[What the exercise asks]: Below is a listing; reproduce each line of it exactly.

[Data entries]:

# # # #

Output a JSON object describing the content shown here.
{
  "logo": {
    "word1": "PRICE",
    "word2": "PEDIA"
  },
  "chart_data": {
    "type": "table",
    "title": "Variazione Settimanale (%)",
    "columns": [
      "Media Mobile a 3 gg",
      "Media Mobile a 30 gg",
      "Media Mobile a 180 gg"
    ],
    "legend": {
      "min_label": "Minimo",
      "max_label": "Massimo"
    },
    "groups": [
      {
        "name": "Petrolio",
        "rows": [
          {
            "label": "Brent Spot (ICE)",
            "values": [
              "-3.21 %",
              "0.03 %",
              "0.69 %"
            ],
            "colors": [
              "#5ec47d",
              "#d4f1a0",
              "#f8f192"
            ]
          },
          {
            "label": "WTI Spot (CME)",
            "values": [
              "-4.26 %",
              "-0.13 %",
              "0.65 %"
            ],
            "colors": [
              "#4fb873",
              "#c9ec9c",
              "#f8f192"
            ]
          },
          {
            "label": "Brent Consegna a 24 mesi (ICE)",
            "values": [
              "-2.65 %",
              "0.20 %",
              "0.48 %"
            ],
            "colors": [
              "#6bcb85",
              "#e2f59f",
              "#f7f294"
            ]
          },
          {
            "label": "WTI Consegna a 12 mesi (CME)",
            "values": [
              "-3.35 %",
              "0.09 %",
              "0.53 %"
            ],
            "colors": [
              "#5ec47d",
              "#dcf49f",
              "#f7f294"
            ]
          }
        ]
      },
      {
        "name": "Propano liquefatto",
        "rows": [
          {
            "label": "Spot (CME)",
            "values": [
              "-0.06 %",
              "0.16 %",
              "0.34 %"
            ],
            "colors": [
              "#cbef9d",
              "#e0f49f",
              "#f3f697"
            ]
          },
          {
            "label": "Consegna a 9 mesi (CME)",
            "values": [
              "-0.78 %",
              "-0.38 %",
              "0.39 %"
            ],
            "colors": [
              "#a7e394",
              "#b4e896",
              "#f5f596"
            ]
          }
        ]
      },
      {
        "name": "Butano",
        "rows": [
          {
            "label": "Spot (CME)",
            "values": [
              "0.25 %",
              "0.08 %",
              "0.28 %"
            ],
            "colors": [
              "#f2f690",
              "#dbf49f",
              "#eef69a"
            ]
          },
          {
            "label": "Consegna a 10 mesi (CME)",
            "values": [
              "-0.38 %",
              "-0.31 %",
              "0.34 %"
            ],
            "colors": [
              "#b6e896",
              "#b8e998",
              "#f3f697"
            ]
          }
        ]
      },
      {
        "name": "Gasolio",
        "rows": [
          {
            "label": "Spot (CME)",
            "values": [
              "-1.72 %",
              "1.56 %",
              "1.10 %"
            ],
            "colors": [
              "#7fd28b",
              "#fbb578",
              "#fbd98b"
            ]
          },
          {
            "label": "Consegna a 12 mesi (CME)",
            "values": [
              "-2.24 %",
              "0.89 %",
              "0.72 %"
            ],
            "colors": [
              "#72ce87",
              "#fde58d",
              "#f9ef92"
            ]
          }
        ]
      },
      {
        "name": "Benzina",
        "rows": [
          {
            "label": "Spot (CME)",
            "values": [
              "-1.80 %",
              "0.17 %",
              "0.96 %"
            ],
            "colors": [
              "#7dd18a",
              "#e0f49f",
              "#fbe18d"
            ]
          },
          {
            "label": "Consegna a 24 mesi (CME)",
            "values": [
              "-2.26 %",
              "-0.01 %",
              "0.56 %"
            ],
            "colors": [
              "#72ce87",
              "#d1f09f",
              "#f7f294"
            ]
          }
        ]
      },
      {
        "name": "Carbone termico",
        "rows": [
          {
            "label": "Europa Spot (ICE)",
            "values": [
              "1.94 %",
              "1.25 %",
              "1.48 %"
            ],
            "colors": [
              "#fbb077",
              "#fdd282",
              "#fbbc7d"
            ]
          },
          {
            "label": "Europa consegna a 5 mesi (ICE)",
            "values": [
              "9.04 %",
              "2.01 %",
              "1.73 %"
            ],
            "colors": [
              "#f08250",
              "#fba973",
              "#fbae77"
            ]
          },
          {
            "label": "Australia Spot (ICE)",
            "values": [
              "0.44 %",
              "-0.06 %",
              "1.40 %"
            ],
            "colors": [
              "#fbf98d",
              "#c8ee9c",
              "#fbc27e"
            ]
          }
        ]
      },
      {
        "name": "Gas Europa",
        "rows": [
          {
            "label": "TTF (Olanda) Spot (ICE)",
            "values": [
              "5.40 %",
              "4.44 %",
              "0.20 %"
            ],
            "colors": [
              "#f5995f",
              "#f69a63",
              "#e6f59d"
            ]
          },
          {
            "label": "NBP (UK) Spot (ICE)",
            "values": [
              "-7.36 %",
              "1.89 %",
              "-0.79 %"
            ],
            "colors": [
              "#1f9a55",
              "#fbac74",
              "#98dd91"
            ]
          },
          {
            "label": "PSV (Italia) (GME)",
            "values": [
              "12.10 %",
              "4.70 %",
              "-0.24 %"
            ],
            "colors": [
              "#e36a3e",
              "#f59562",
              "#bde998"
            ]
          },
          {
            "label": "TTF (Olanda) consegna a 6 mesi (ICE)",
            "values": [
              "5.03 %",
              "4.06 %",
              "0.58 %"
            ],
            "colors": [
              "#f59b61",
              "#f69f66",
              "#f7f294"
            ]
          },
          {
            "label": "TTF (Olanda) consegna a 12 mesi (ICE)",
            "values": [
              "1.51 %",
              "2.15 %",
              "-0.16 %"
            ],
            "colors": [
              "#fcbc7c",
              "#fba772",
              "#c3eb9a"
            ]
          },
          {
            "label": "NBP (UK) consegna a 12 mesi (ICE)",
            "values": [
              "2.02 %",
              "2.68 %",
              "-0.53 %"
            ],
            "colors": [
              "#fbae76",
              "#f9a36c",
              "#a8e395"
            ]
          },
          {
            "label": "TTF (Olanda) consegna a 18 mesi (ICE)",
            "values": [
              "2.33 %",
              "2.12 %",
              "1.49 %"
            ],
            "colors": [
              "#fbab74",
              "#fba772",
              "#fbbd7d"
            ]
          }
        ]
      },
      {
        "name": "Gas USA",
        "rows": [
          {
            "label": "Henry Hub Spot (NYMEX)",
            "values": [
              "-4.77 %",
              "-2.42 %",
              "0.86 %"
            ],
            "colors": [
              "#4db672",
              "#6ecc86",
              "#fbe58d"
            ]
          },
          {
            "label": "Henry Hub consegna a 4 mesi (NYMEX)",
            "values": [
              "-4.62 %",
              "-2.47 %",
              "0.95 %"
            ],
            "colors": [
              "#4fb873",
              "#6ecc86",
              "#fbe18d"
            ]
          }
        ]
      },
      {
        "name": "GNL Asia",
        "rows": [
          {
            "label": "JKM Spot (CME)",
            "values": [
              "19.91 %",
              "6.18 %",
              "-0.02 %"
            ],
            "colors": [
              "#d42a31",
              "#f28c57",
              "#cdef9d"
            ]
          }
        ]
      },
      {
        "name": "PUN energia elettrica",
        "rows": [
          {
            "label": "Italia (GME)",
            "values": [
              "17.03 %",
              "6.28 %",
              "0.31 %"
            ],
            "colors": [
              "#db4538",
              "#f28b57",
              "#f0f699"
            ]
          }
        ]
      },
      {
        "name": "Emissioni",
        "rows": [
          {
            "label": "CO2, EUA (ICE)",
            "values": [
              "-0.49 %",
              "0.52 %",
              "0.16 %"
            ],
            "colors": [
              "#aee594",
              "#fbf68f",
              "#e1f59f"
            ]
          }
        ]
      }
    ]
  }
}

# # # #

[Full solution]:
Output a JSON object describing the content shown here.
{
  "logo": {
    "word1": "PRICE",
    "word2": "PEDIA"
  },
  "chart_data": {
    "type": "table",
    "title": "Variazione Settimanale (%)",
    "columns": [
      "Media Mobile a 3 gg",
      "Media Mobile a 30 gg",
      "Media Mobile a 180 gg"
    ],
    "legend": {
      "min_label": "Minimo",
      "max_label": "Massimo"
    },
    "groups": [
      {
        "name": "Petrolio",
        "rows": [
          {
            "label": "Brent Spot (ICE)",
            "values": [
              "-3.21 %",
              "0.03 %",
              "0.69 %"
            ],
            "colors": [
              "#5ec47d",
              "#d4f1a0",
              "#f8f192"
            ]
          },
          {
            "label": "WTI Spot (CME)",
            "values": [
              "-4.26 %",
              "-0.13 %",
              "0.65 %"
            ],
            "colors": [
              "#4fb873",
              "#c9ec9c",
              "#f8f192"
            ]
          },
          {
            "label": "Brent Consegna a 24 mesi (ICE)",
            "values": [
              "-2.65 %",
              "0.20 %",
              "0.48 %"
            ],
            "colors": [
              "#6bcb85",
              "#e2f59f",
              "#f7f294"
            ]
          },
          {
            "label": "WTI Consegna a 12 mesi (CME)",
            "values": [
              "-3.35 %",
              "0.09 %",
              "0.53 %"
            ],
            "colors": [
              "#5ec47d",
              "#dcf49f",
              "#f7f294"
            ]
          }
        ]
      },
      {
        "name": "Propano liquefatto",
        "rows": [
          {
            "label": "Spot (CME)",
            "values": [
              "-0.06 %",
              "0.16 %",
              "0.34 %"
            ],
            "colors": [
              "#cbef9d",
              "#e0f49f",
              "#f3f697"
            ]
          },
          {
            "label": "Consegna a 9 mesi (CME)",
            "values": [
              "-0.78 %",
              "-0.38 %",
              "0.39 %"
            ],
            "colors": [
              "#a7e394",
              "#b4e896",
              "#f5f596"
            ]
          }
        ]
      },
      {
        "name": "Butano",
        "rows": [
          {
            "label": "Spot (CME)",
            "values": [
              "0.25 %",
              "0.08 %",
              "0.28 %"
            ],
            "colors": [
              "#f2f690",
              "#dbf49f",
              "#eef69a"
            ]
          },
          {
            "label": "Consegna a 10 mesi (CME)",
            "values": [
              "-0.38 %",
              "-0.31 %",
              "0.34 %"
            ],
            "colors": [
              "#b6e896",
              "#b8e998",
              "#f3f697"
            ]
          }
        ]
      },
      {
        "name": "Gasolio",
        "rows": [
          {
            "label": "Spot (CME)",
            "values": [
              "-1.72 %",
              "1.56 %",
              "1.10 %"
            ],
            "colors": [
              "#7fd28b",
              "#fbb578",
              "#fbd98b"
            ]
          },
          {
            "label": "Consegna a 12 mesi (CME)",
            "values": [
              "-2.24 %",
              "0.89 %",
              "0.72 %"
            ],
            "colors": [
              "#72ce87",
              "#fde58d",
              "#f9ef92"
            ]
          }
        ]
      },
      {
        "name": "Benzina",
        "rows": [
          {
            "label": "Spot (CME)",
            "values": [
              "-1.80 %",
              "0.17 %",
              "0.96 %"
            ],
            "colors": [
              "#7dd18a",
              "#e0f49f",
              "#fbe18d"
            ]
          },
          {
            "label": "Consegna a 24 mesi (CME)",
            "values": [
              "-2.26 %",
              "-0.01 %",
              "0.56 %"
            ],
            "colors": [
              "#72ce87",
              "#d1f09f",
              "#f7f294"
            ]
          }
        ]
      },
      {
        "name": "Carbone termico",
        "rows": [
          {
            "label": "Europa Spot (ICE)",
            "values": [
              "1.94 %",
              "1.25 %",
              "1.48 %"
            ],
            "colors": [
              "#fbb077",
              "#fdd282",
              "#fbbc7d"
            ]
          },
          {
            "label": "Europa consegna a 5 mesi (ICE)",
            "values": [
              "9.04 %",
              "2.01 %",
              "1.73 %"
            ],
            "colors": [
              "#f08250",
              "#fba973",
              "#fbae77"
            ]
          },
          {
            "label": "Australia Spot (ICE)",
            "values": [
              "0.44 %",
              "-0.06 %",
              "1.40 %"
            ],
            "colors": [
              "#fbf98d",
              "#c8ee9c",
              "#fbc27e"
            ]
          }
        ]
      },
      {
        "name": "Gas Europa",
        "rows": [
          {
            "label": "TTF (Olanda) Spot (ICE)",
            "values": [
              "5.40 %",
              "4.44 %",
              "0.20 %"
            ],
            "colors": [
              "#f5995f",
              "#f69a63",
              "#e6f59d"
            ]
          },
          {
            "label": "NBP (UK) Spot (ICE)",
            "values": [
              "-7.36 %",
              "1.89 %",
              "-0.79 %"
            ],
            "colors": [
              "#1f9a55",
              "#fbac74",
              "#98dd91"
            ]
          },
          {
            "label": "PSV (Italia) (GME)",
            "values": [
              "12.10 %",
              "4.70 %",
              "-0.24 %"
            ],
            "colors": [
              "#e36a3e",
              "#f59562",
              "#bde998"
            ]
          },
          {
            "label": "TTF (Olanda) consegna a 6 mesi (ICE)",
            "values": [
              "5.03 %",
              "4.06 %",
              "0.58 %"
            ],
            "colors": [
              "#f59b61",
              "#f69f66",
              "#f7f294"
            ]
          },
          {
            "label": "TTF (Olanda) consegna a 12 mesi (ICE)",
            "values": [
              "1.51 %",
              "2.15 %",
              "-0.16 %"
            ],
            "colors": [
              "#fcbc7c",
              "#fba772",
              "#c3eb9a"
            ]
          },
          {
            "label": "NBP (UK) consegna a 12 mesi (ICE)",
            "values": [
              "2.02 %",
              "2.68 %",
              "-0.53 %"
            ],
            "colors": [
              "#fbae76",
              "#f9a36c",
              "#a8e395"
            ]
          },
          {
            "label": "TTF (Olanda) consegna a 18 mesi (ICE)",
            "values": [
              "2.33 %",
              "2.12 %",
              "1.49 %"
            ],
            "colors": [
              "#fbab74",
              "#fba772",
              "#fbbd7d"
            ]
          }
        ]
      },
      {
        "name": "Gas USA",
        "rows": [
          {
            "label": "Henry Hub Spot (NYMEX)",
            "values": [
              "-4.77 %",
              "-2.42 %",
              "0.86 %"
            ],
            "colors": [
              "#4db672",
              "#6ecc86",
              "#fbe58d"
            ]
          },
          {
            "label": "Henry Hub consegna a 4 mesi (NYMEX)",
            "values": [
              "-4.62 %",
              "-2.47 %",
              "0.95 %"
            ],
            "colors": [
              "#4fb873",
              "#6ecc86",
              "#fbe18d"
            ]
          }
        ]
      },
      {
        "name": "GNL Asia",
        "rows": [
          {
            "label": "JKM Spot (CME)",
            "values": [
              "19.91 %",
              "6.18 %",
              "-0.02 %"
            ],
            "colors": [
              "#d42a31",
              "#f28c57",
              "#cdef9d"
            ]
          }
        ]
      },
      {
        "name": "PUN energia elettrica",
        "rows": [
          {
            "label": "Italia (GME)",
            "values": [
              "17.03 %",
              "6.28 %",
              "0.31 %"
            ],
            "colors": [
              "#db4538",
              "#f28b57",
              "#f0f699"
            ]
          }
        ]
      },
      {
        "name": "Emissioni",
        "rows": [
          {
            "label": "CO2, EUA (ICE)",
            "values": [
              "-0.49 %",
              "0.52 %",
              "0.16 %"
            ],
            "colors": [
              "#aee594",
              "#fbf68f",
              "#e1f59f"
            ]
          }
        ]
      }
    ]
  }
}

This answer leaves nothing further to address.